Stated task:
Go through the records and show each line where the word "JSON" occurs.

— begin Record list —

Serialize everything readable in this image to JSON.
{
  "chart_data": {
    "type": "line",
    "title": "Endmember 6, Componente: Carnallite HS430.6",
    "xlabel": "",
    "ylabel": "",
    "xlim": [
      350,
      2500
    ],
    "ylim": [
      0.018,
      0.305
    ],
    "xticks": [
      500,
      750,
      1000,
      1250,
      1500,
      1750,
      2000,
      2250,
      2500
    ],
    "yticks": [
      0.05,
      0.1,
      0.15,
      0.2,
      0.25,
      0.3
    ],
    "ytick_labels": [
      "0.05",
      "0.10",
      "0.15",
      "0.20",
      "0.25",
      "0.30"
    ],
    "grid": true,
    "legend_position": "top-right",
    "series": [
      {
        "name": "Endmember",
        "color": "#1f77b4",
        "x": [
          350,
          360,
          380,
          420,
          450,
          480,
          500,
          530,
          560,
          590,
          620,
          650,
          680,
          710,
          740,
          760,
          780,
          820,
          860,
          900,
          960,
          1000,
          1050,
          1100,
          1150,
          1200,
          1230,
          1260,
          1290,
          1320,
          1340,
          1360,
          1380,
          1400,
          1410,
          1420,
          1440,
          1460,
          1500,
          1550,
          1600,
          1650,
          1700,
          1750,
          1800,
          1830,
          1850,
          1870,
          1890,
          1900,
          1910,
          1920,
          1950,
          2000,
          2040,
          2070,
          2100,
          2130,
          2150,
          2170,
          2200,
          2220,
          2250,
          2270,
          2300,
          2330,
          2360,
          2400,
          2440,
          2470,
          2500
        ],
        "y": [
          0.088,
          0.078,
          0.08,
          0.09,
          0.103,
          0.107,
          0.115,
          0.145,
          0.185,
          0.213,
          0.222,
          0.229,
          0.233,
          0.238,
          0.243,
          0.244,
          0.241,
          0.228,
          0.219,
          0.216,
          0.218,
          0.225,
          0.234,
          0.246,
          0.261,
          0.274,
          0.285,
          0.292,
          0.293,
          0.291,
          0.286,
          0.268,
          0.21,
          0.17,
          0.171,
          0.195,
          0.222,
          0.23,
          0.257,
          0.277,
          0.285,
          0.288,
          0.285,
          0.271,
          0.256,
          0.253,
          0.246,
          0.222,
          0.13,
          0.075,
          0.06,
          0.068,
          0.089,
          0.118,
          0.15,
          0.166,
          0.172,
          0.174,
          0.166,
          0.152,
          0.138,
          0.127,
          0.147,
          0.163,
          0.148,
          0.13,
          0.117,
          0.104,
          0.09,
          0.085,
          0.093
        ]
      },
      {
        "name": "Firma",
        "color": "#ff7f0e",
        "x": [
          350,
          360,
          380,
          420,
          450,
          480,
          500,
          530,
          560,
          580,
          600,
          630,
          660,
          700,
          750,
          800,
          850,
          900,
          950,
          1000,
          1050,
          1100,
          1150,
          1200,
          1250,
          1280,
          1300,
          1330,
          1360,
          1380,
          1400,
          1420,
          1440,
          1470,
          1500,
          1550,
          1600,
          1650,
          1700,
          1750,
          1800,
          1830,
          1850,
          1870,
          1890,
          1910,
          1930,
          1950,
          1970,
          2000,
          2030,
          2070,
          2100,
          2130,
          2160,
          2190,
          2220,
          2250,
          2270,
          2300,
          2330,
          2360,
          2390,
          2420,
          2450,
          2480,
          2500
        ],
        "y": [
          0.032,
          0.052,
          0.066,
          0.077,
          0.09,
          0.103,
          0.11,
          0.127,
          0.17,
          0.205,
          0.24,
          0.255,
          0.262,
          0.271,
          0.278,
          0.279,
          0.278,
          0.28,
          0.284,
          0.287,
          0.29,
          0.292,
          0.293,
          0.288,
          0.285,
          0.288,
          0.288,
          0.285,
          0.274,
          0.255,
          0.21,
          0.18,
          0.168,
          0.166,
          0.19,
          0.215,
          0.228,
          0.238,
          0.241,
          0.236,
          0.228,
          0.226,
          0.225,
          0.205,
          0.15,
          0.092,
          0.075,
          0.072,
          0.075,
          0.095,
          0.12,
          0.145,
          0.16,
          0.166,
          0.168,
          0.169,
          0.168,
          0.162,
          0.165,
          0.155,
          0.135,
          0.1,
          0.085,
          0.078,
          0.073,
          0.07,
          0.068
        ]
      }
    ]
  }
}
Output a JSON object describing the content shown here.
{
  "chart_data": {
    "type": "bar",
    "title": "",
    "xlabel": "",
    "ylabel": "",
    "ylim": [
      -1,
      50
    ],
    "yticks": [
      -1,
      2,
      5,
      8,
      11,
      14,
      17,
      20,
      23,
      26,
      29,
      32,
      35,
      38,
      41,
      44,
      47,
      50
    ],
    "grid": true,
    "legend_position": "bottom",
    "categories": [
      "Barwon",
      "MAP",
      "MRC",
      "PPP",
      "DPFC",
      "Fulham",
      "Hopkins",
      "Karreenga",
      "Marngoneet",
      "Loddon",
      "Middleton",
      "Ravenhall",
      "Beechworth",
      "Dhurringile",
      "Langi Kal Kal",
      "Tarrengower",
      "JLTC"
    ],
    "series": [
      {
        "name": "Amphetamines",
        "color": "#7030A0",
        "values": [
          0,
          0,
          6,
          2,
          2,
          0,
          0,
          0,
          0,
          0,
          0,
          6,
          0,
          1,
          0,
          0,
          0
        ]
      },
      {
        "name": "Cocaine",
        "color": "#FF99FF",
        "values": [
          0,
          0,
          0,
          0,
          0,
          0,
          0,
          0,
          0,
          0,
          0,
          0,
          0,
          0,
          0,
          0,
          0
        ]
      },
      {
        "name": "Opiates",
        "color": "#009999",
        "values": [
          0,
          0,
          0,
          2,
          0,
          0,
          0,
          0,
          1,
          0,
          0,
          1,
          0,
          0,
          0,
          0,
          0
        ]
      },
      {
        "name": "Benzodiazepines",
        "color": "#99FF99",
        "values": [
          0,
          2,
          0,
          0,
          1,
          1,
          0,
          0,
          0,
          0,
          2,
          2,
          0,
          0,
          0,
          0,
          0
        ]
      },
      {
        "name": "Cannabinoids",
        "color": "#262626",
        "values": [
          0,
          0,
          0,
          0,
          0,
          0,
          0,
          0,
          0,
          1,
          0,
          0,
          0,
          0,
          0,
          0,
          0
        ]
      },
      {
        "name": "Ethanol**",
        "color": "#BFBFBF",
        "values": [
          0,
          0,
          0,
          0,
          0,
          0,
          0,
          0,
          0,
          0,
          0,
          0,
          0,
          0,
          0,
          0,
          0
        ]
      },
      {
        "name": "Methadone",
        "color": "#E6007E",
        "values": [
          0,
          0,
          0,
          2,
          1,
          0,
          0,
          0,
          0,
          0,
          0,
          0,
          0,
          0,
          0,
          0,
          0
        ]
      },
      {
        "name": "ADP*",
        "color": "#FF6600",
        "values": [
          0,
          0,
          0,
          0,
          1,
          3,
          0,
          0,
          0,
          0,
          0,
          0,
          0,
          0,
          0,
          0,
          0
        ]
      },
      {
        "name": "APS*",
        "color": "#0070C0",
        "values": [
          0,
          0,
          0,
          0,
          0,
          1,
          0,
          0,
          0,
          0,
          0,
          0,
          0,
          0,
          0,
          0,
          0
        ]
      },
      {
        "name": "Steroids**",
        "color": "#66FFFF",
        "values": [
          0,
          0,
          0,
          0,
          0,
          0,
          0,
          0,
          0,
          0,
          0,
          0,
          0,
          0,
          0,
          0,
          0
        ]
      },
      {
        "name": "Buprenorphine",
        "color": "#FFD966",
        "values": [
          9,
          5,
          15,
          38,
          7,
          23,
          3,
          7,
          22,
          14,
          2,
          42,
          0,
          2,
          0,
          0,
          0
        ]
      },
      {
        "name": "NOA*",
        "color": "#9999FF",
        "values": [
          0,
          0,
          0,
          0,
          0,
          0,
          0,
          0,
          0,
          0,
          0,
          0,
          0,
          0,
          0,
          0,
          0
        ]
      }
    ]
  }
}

— end Record list —

Reply to the exercise:
Serialize everything readable in this image to JSON.
Output a JSON object describing the content shown here.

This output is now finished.